Tasks to perform:
1/ Answer these questions about the text defending science:
(a) What are the friends typing on while they blame science?
(b) Besides greed and power, what does the text say nuclear energy has to do with?
(c) What does the text say science gives us a chance to see?
2/ In the text defending science, take the part that opens with the words "Nuclear energy is" and closes with "is too late.", swap "biosphere" for "planet", and write the part out again.
3/ Extend the text defending science past its final line.

Some of my friends are fond of saying that it is all science's fault (while they are wearing their polyester blend t-shirt, typing on their computer, in temperature-controlled comfort); that it would have been fine if we had left it all alone and kept to magical thinking, superstition and religion. They point to nuclear power stations and the bombs they create, the subtle poisoning from pesticide, the ecological damage wrought by high tech farming and fishing. But I say that these are examples of how much we need science.
Nuclear energy is a great example of misuse of science for screwy morality, and has little to do with anything but greed, power (as in having power over other people), and stupidity. This is something that properly researched science should make impossible.
Low tech farming and fishing were ruining the world already; science can give us ways to support ourselves without ruining the fragile web that keeps the biosphere alive. There are plenty of examples of ancient people influencing the weather and utterly destroying ecosystems -- it is what humans do everywhere they go. Science gives us a chance to see what we are doing before it is too late.
Wonder if I can get back to sleep now...?

Data excerpt:

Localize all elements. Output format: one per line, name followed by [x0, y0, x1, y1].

Answers for the tasks:
1/
(a) Their computer.
(b) Stupidity.
(c) What we are doing, before it is too late.

2/
Nuclear energy is a great example of misuse of science for screwy morality, and has little to do with anything but greed, power (as in having power over other people), and stupidity. This is something that properly researched science should make impossible.
Low tech farming and fishing were ruining the world already; science can give us ways to support ourselves without ruining the fragile web that keeps the planet alive. There are plenty of examples of ancient people influencing the weather and utterly destroying ecosystems -- it is what humans do everywhere they go. Science gives us a chance to see what we are doing before it is too late.

3/
no subject
Date: 2008-01-11 04:34 am (UTC)Being that there is no "objective". That's really a relative concept. Simply because we're all perceiving things through our own lens.
That's not to say we can't get together and share out perceptions and get a better idea of what that elephant reality looks like it's only that we are still viewing it and translating it through our personal filters and lenses.
Maybe such an absolute objective view exists but who would be the observer who can see such a thing without the filters and the point of view?
A buddha of some sort I guess. :)
Anyhoo, I think I get what you're saying *and* I think I get what she was trying to express too. Though I could be wrong. :)
I do think also that reality is infinitely manipulatable. I don't think that makes me superstitious. And I hope you don't either.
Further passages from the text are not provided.